» **TASK INPUTS**
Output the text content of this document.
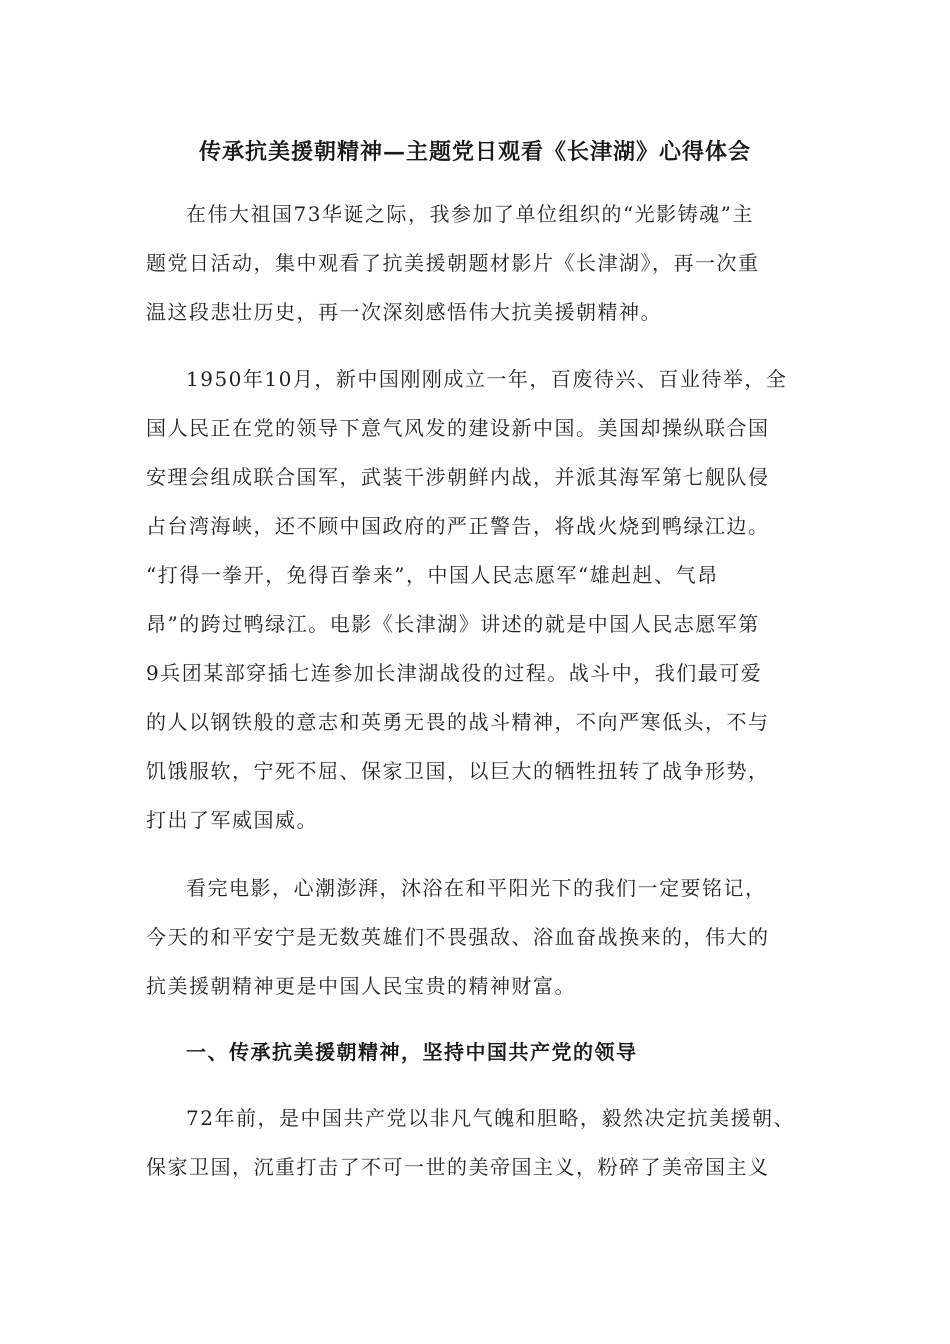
传承抗美援朝精神—主题党日观看《长津湖》心得体会

在伟大祖国73华诞之际，我参加了单位组织的“光影铸魂”主
题党日活动，集中观看了抗美援朝题材影片《长津湖》，再一次重
温这段悲壮历史，再一次深刻感悟伟大抗美援朝精神。

1950年10月，新中国刚刚成立一年，百废待兴、百业待举，全
国人民正在党的领导下意气风发的建设新中国。美国却操纵联合国
安理会组成联合国军，武装干涉朝鲜内战，并派其海军第七舰队侵
占台湾海峡，还不顾中国政府的严正警告，将战火烧到鸭绿江边。
“打得一拳开，免得百拳来”，中国人民志愿军“雄赳赳、气昂
昂”的跨过鸭绿江。电影《长津湖》讲述的就是中国人民志愿军第
9兵团某部穿插七连参加长津湖战役的过程。战斗中，我们最可爱
的人以钢铁般的意志和英勇无畏的战斗精神，不向严寒低头，不与
饥饿服软，宁死不屈、保家卫国，以巨大的牺牲扭转了战争形势，
打出了军威国威。

看完电影，心潮澎湃，沐浴在和平阳光下的我们一定要铭记，
今天的和平安宁是无数英雄们不畏强敌、浴血奋战换来的，伟大的
抗美援朝精神更是中国人民宝贵的精神财富。

一、传承抗美援朝精神，坚持中国共产党的领导

72年前，是中国共产党以非凡气魄和胆略，毅然决定抗美援朝、
保家卫国，沉重打击了不可一世的美帝国主义，粉碎了美帝国主义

» **OBJECTIVE**
Lines of the listing that contain the word "保家卫国" are to be counted; report only their number.

» **SOLUTION BELOW**
2